• [EXERCISE] Output every entry exactly as written.

Collected data
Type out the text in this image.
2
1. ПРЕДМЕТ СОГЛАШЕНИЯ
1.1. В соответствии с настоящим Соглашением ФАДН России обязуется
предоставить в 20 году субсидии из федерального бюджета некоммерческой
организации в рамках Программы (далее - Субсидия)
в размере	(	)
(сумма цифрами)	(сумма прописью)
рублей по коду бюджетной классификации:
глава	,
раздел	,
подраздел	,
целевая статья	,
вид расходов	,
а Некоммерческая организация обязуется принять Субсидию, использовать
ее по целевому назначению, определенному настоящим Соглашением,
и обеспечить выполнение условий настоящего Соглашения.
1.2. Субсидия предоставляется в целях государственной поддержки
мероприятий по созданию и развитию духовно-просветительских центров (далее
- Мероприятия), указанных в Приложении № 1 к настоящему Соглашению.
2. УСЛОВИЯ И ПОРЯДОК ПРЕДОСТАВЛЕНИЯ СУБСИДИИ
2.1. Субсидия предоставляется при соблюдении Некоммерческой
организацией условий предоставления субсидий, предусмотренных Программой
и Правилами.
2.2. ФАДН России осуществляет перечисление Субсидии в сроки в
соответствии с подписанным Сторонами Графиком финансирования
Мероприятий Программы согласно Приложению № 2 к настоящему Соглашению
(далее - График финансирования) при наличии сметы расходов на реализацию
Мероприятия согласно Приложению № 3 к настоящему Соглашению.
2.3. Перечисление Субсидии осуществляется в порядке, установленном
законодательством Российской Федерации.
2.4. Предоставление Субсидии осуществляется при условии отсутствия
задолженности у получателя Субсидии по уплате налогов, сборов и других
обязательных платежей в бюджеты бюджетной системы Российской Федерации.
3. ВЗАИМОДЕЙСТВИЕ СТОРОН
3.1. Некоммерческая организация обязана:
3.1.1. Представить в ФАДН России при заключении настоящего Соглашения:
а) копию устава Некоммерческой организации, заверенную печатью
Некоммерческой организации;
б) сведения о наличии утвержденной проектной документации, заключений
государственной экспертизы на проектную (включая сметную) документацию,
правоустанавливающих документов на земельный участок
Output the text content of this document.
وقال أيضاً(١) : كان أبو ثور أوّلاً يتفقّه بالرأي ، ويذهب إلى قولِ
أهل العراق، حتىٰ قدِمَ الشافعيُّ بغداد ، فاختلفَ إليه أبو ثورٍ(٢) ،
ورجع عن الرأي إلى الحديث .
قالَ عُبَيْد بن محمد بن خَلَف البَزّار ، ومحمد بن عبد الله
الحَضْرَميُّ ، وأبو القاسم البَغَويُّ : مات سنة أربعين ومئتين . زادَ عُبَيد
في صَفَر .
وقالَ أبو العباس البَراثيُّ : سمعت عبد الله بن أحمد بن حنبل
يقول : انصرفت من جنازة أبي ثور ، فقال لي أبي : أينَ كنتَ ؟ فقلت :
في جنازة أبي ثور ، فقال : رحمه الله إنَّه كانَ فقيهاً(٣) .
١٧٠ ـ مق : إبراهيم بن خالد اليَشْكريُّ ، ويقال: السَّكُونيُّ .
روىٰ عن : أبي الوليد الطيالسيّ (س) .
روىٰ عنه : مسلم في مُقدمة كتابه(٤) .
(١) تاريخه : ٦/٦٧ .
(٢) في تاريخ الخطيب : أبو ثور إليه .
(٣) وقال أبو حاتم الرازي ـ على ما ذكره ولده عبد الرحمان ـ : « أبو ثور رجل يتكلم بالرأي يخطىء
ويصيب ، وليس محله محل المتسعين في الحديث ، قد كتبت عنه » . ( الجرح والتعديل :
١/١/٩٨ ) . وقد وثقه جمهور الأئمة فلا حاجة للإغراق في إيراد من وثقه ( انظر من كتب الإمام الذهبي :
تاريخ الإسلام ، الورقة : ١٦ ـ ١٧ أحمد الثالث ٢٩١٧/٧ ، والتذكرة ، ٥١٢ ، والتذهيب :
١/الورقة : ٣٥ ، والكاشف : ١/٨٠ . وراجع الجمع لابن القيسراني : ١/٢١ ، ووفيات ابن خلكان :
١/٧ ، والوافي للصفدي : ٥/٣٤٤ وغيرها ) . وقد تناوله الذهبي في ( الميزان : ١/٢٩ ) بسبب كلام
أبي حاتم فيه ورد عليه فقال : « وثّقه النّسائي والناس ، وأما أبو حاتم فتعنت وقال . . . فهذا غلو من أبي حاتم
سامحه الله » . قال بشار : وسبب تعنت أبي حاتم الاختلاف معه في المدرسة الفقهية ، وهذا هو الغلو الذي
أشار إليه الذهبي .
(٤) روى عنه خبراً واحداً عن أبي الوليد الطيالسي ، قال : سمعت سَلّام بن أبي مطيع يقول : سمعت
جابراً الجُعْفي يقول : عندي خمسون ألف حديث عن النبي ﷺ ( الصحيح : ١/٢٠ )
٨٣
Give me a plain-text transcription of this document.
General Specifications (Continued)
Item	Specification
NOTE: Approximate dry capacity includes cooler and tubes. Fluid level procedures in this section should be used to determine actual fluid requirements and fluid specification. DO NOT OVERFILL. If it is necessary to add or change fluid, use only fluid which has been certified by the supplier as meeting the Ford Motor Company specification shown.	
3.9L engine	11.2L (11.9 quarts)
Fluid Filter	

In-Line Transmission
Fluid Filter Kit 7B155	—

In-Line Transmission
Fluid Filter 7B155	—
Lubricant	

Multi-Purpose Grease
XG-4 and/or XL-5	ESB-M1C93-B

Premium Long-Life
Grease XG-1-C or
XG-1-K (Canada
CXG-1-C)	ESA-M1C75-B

• [RESULT FOR THIS EXERCISE]
Type out the text in this image.
2
1. ПРЕДМЕТ СОГЛАШЕНИЯ
1.1. В соответствии с настоящим Соглашением ФАДН России обязуется
предоставить в 20 году субсидии из федерального бюджета некоммерческой
организации в рамках Программы (далее - Субсидия)
в размере	(	)
(сумма цифрами)	(сумма прописью)
рублей по коду бюджетной классификации:
глава	,
раздел	,
подраздел	,
целевая статья	,
вид расходов	,
а Некоммерческая организация обязуется принять Субсидию, использовать
ее по целевому назначению, определенному настоящим Соглашением,
и обеспечить выполнение условий настоящего Соглашения.
1.2. Субсидия предоставляется в целях государственной поддержки
мероприятий по созданию и развитию духовно-просветительских центров (далее
- Мероприятия), указанных в Приложении № 1 к настоящему Соглашению.
2. УСЛОВИЯ И ПОРЯДОК ПРЕДОСТАВЛЕНИЯ СУБСИДИИ
2.1. Субсидия предоставляется при соблюдении Некоммерческой
организацией условий предоставления субсидий, предусмотренных Программой
и Правилами.
2.2. ФАДН России осуществляет перечисление Субсидии в сроки в
соответствии с подписанным Сторонами Графиком финансирования
Мероприятий Программы согласно Приложению № 2 к настоящему Соглашению
(далее - График финансирования) при наличии сметы расходов на реализацию
Мероприятия согласно Приложению № 3 к настоящему Соглашению.
2.3. Перечисление Субсидии осуществляется в порядке, установленном
законодательством Российской Федерации.
2.4. Предоставление Субсидии осуществляется при условии отсутствия
задолженности у получателя Субсидии по уплате налогов, сборов и других
обязательных платежей в бюджеты бюджетной системы Российской Федерации.
3. ВЗАИМОДЕЙСТВИЕ СТОРОН
3.1. Некоммерческая организация обязана:
3.1.1. Представить в ФАДН России при заключении настоящего Соглашения:
а) копию устава Некоммерческой организации, заверенную печатью
Некоммерческой организации;
б) сведения о наличии утвержденной проектной документации, заключений
государственной экспертизы на проектную (включая сметную) документацию,
правоустанавливающих документов на земельный участок
Output the text content of this document.
وقال أيضاً(١) : كان أبو ثور أوّلاً يتفقّه بالرأي ، ويذهب إلى قولِ
أهل العراق، حتىٰ قدِمَ الشافعيُّ بغداد ، فاختلفَ إليه أبو ثورٍ(٢) ،
ورجع عن الرأي إلى الحديث .
قالَ عُبَيْد بن محمد بن خَلَف البَزّار ، ومحمد بن عبد الله
الحَضْرَميُّ ، وأبو القاسم البَغَويُّ : مات سنة أربعين ومئتين . زادَ عُبَيد
في صَفَر .
وقالَ أبو العباس البَراثيُّ : سمعت عبد الله بن أحمد بن حنبل
يقول : انصرفت من جنازة أبي ثور ، فقال لي أبي : أينَ كنتَ ؟ فقلت :
في جنازة أبي ثور ، فقال : رحمه الله إنَّه كانَ فقيهاً(٣) .
١٧٠ ـ مق : إبراهيم بن خالد اليَشْكريُّ ، ويقال: السَّكُونيُّ .
روىٰ عن : أبي الوليد الطيالسيّ (س) .
روىٰ عنه : مسلم في مُقدمة كتابه(٤) .
(١) تاريخه : ٦/٦٧ .
(٢) في تاريخ الخطيب : أبو ثور إليه .
(٣) وقال أبو حاتم الرازي ـ على ما ذكره ولده عبد الرحمان ـ : « أبو ثور رجل يتكلم بالرأي يخطىء
ويصيب ، وليس محله محل المتسعين في الحديث ، قد كتبت عنه » . ( الجرح والتعديل :
١/١/٩٨ ) . وقد وثقه جمهور الأئمة فلا حاجة للإغراق في إيراد من وثقه ( انظر من كتب الإمام الذهبي :
تاريخ الإسلام ، الورقة : ١٦ ـ ١٧ أحمد الثالث ٢٩١٧/٧ ، والتذكرة ، ٥١٢ ، والتذهيب :
١/الورقة : ٣٥ ، والكاشف : ١/٨٠ . وراجع الجمع لابن القيسراني : ١/٢١ ، ووفيات ابن خلكان :
١/٧ ، والوافي للصفدي : ٥/٣٤٤ وغيرها ) . وقد تناوله الذهبي في ( الميزان : ١/٢٩ ) بسبب كلام
أبي حاتم فيه ورد عليه فقال : « وثّقه النّسائي والناس ، وأما أبو حاتم فتعنت وقال . . . فهذا غلو من أبي حاتم
سامحه الله » . قال بشار : وسبب تعنت أبي حاتم الاختلاف معه في المدرسة الفقهية ، وهذا هو الغلو الذي
أشار إليه الذهبي .
(٤) روى عنه خبراً واحداً عن أبي الوليد الطيالسي ، قال : سمعت سَلّام بن أبي مطيع يقول : سمعت
جابراً الجُعْفي يقول : عندي خمسون ألف حديث عن النبي ﷺ ( الصحيح : ١/٢٠ )
٨٣
Give me a plain-text transcription of this document.
General Specifications (Continued)
Item	Specification
NOTE: Approximate dry capacity includes cooler and tubes. Fluid level procedures in this section should be used to determine actual fluid requirements and fluid specification. DO NOT OVERFILL. If it is necessary to add or change fluid, use only fluid which has been certified by the supplier as meeting the Ford Motor Company specification shown.	
3.9L engine	11.2L (11.9 quarts)
Fluid Filter	

In-Line Transmission
Fluid Filter Kit 7B155	—

In-Line Transmission
Fluid Filter 7B155	—
Lubricant	

Multi-Purpose Grease
XG-4 and/or XL-5	ESB-M1C93-B

Premium Long-Life
Grease XG-1-C or
XG-1-K (Canada
CXG-1-C)	ESA-M1C75-B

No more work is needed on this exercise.